# Written exercise
Exactly as written, retype the listing below, omitting the pictures.

(Collected data entries)
○ ○ ○

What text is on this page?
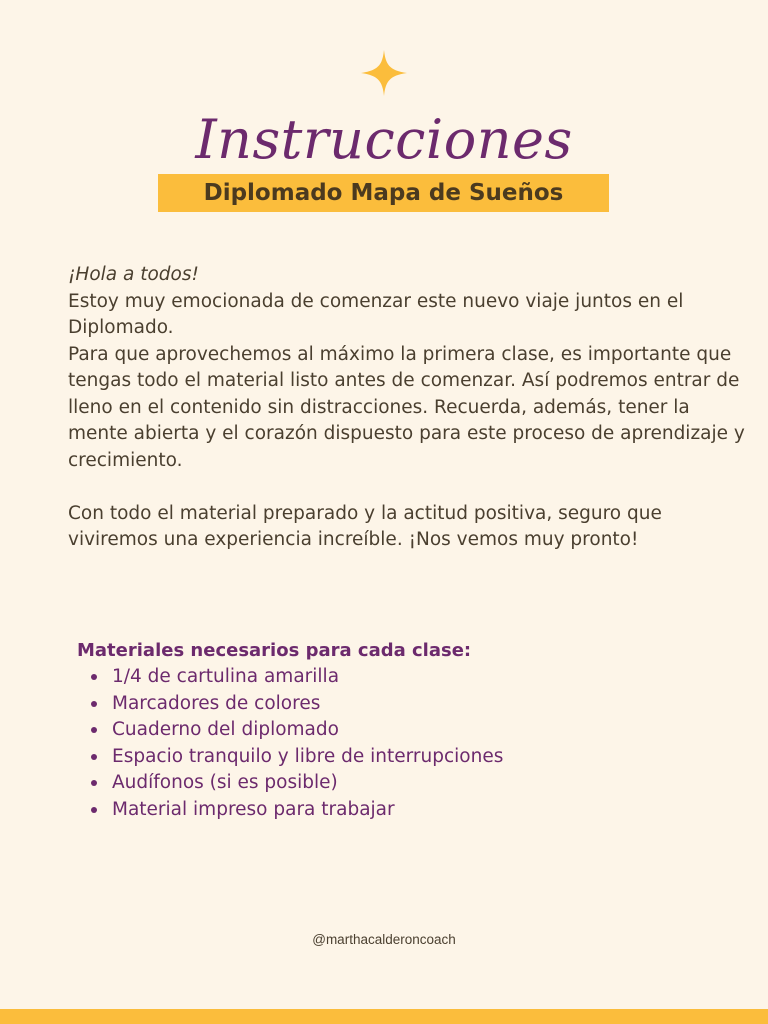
Instrucciones
Diplomado Mapa de Sueños

¡Hola a todos!

Estoy muy emocionada de comenzar este nuevo viaje juntos en el Diplomado.

Para que aprovechemos al máximo la primera clase, es importante que tengas todo el material listo antes de comenzar. Así podremos entrar de lleno en el contenido sin distracciones. Recuerda, además, tener la mente abierta y el corazón dispuesto para este proceso de aprendizaje y crecimiento.

Con todo el material preparado y la actitud positiva, seguro que viviremos una experiencia increíble. ¡Nos vemos muy pronto!

Materiales necesarios para cada clase:

1/4 de cartulina amarilla
Marcadores de colores
Cuaderno del diplomado
Espacio tranquilo y libre de interrupciones
Audífonos (si es posible)
Material impreso para trabajar
@marthacalderoncoach
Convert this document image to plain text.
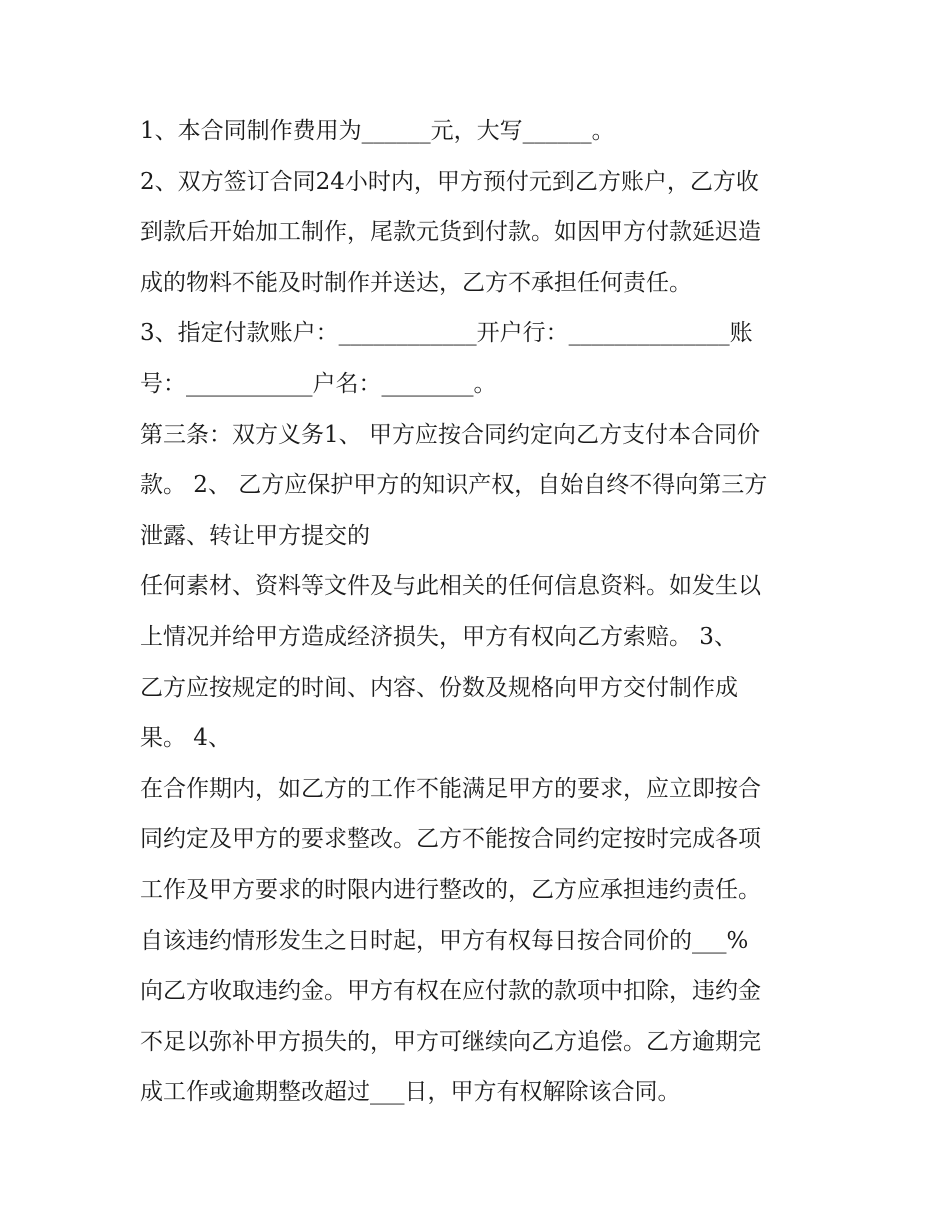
1、本合同制作费用为______元，大写______。
2、双方签订合同24小时内，甲方预付元到乙方账户，乙方收
到款后开始加工制作，尾款元货到付款。如因甲方付款延迟造
成的物料不能及时制作并送达，乙方不承担任何责任。
3、指定付款账户：____________开户行：______________账
号：___________户名：________。
第三条：双方义务1、 甲方应按合同约定向乙方支付本合同价
款。 2、 乙方应保护甲方的知识产权，自始自终不得向第三方
泄露、转让甲方提交的
任何素材、资料等文件及与此相关的任何信息资料。如发生以
上情况并给甲方造成经济损失，甲方有权向乙方索赔。 3、
乙方应按规定的时间、内容、份数及规格向甲方交付制作成
果。 4、
在合作期内，如乙方的工作不能满足甲方的要求，应立即按合
同约定及甲方的要求整改。乙方不能按合同约定按时完成各项
工作及甲方要求的时限内进行整改的，乙方应承担违约责任。
自该违约情形发生之日时起，甲方有权每日按合同价的___%
向乙方收取违约金。甲方有权在应付款的款项中扣除，违约金
不足以弥补甲方损失的，甲方可继续向乙方追偿。乙方逾期完
成工作或逾期整改超过___日，甲方有权解除该合同。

○ ○ ○

# Completed task
What text is on this page?
Instrucciones
Diplomado Mapa de Sueños

¡Hola a todos!

Estoy muy emocionada de comenzar este nuevo viaje juntos en el Diplomado.

Para que aprovechemos al máximo la primera clase, es importante que tengas todo el material listo antes de comenzar. Así podremos entrar de lleno en el contenido sin distracciones. Recuerda, además, tener la mente abierta y el corazón dispuesto para este proceso de aprendizaje y crecimiento.

Con todo el material preparado y la actitud positiva, seguro que viviremos una experiencia increíble. ¡Nos vemos muy pronto!

Materiales necesarios para cada clase:

1/4 de cartulina amarilla
Marcadores de colores
Cuaderno del diplomado
Espacio tranquilo y libre de interrupciones
Audífonos (si es posible)
Material impreso para trabajar
@marthacalderoncoach
Convert this document image to plain text.
1、本合同制作费用为______元，大写______。
2、双方签订合同24小时内，甲方预付元到乙方账户，乙方收
到款后开始加工制作，尾款元货到付款。如因甲方付款延迟造
成的物料不能及时制作并送达，乙方不承担任何责任。
3、指定付款账户：____________开户行：______________账
号：___________户名：________。
第三条：双方义务1、 甲方应按合同约定向乙方支付本合同价
款。 2、 乙方应保护甲方的知识产权，自始自终不得向第三方
泄露、转让甲方提交的
任何素材、资料等文件及与此相关的任何信息资料。如发生以
上情况并给甲方造成经济损失，甲方有权向乙方索赔。 3、
乙方应按规定的时间、内容、份数及规格向甲方交付制作成
果。 4、
在合作期内，如乙方的工作不能满足甲方的要求，应立即按合
同约定及甲方的要求整改。乙方不能按合同约定按时完成各项
工作及甲方要求的时限内进行整改的，乙方应承担违约责任。
自该违约情形发生之日时起，甲方有权每日按合同价的___%
向乙方收取违约金。甲方有权在应付款的款项中扣除，违约金
不足以弥补甲方损失的，甲方可继续向乙方追偿。乙方逾期完
成工作或逾期整改超过___日，甲方有权解除该合同。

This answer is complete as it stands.